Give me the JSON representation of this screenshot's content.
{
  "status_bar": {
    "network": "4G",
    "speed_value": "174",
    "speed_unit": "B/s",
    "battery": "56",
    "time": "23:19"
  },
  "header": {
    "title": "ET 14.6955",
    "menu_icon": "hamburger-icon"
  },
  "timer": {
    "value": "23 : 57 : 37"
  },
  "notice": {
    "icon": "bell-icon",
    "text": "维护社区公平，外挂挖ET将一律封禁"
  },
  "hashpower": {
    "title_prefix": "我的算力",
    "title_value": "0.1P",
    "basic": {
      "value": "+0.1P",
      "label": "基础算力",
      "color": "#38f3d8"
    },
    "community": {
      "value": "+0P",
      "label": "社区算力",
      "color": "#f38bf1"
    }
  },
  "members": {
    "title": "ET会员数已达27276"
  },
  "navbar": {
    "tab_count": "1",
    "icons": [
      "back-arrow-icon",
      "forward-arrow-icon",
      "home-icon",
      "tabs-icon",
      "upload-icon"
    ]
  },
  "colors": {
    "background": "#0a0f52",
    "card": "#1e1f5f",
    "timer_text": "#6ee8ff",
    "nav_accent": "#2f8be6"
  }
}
——
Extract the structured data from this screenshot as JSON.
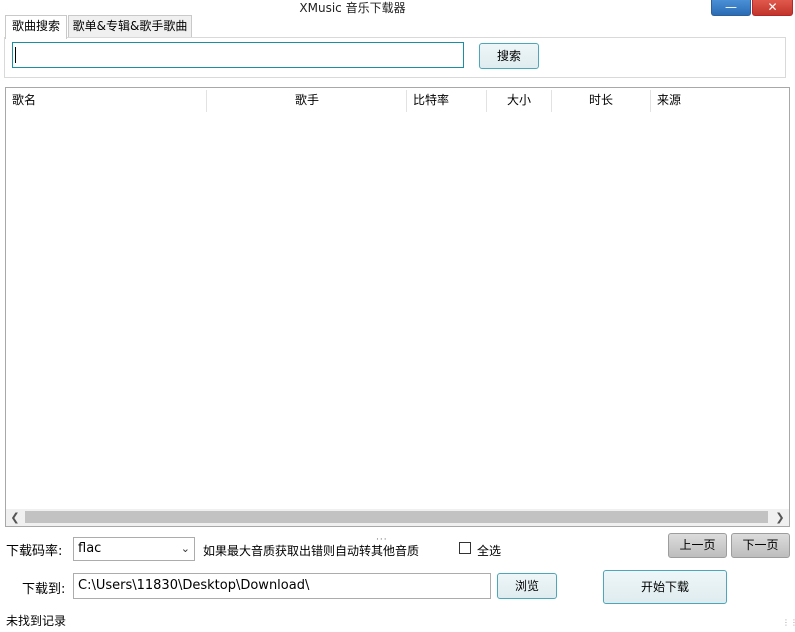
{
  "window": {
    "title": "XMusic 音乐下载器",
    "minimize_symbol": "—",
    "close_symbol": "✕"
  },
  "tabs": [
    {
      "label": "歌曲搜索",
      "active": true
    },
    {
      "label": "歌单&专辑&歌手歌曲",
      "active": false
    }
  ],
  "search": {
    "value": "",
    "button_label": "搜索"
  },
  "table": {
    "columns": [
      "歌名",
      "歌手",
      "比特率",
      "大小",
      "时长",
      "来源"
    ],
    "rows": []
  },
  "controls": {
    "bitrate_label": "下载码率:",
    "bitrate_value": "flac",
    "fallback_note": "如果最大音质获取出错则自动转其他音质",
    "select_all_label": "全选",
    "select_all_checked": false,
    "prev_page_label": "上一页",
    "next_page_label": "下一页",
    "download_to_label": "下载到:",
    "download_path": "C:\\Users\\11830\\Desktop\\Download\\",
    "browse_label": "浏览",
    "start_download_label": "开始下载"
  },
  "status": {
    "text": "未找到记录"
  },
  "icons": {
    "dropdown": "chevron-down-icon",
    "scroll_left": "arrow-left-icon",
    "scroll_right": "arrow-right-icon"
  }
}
——
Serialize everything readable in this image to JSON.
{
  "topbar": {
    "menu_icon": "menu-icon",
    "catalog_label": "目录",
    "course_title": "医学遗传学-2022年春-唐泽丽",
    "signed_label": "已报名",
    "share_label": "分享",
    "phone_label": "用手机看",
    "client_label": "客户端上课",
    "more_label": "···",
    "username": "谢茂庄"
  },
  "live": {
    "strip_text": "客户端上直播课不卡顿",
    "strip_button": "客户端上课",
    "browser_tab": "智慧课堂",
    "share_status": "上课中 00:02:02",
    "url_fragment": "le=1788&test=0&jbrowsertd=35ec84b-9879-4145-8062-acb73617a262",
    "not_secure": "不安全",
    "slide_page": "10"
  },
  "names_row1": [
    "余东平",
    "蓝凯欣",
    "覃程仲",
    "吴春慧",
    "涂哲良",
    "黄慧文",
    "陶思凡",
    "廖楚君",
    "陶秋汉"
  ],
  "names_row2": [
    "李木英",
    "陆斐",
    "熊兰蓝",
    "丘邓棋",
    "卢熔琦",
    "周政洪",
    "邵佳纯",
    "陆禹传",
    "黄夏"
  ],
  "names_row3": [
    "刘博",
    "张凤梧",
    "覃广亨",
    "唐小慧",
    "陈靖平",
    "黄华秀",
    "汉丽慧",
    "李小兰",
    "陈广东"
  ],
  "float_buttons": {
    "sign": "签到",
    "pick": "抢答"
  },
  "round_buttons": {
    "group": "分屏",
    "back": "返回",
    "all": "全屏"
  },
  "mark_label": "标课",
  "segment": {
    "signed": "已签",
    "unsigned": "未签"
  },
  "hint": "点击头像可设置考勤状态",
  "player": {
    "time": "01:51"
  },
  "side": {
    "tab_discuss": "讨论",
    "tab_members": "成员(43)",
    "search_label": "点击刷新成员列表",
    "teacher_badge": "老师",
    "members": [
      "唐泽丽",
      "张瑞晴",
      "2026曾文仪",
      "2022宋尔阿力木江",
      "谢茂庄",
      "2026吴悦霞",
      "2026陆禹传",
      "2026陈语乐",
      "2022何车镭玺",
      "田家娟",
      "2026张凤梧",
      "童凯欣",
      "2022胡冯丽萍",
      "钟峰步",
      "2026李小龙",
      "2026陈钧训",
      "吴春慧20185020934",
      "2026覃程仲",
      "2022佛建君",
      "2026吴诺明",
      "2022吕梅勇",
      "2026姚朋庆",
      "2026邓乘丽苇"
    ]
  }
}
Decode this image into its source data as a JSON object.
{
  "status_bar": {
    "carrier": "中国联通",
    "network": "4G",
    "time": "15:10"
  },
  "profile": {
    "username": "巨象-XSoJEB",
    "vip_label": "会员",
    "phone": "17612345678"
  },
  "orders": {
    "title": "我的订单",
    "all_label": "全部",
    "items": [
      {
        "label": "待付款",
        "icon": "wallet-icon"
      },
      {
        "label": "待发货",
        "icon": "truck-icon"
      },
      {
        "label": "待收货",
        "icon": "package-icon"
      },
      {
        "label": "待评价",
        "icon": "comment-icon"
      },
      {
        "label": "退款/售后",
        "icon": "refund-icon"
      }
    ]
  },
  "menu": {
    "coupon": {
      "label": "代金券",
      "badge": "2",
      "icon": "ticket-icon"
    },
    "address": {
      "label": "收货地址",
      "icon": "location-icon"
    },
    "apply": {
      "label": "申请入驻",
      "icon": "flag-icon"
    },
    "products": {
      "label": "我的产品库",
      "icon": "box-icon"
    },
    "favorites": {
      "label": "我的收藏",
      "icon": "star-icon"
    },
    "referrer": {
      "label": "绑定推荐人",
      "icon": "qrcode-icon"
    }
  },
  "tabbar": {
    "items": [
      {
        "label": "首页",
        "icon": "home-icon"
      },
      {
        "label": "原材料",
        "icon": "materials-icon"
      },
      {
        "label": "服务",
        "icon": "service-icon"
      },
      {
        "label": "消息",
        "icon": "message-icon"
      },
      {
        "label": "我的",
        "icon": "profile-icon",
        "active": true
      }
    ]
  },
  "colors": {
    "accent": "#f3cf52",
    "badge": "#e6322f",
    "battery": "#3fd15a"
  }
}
——
#### YOUR INSTRUCTIONS:
Return every line above that contains the word "data".

#### FINAL ANSWER:
Extract the structured data from this screenshot as JSON.
Decode this image into its source data as a JSON object.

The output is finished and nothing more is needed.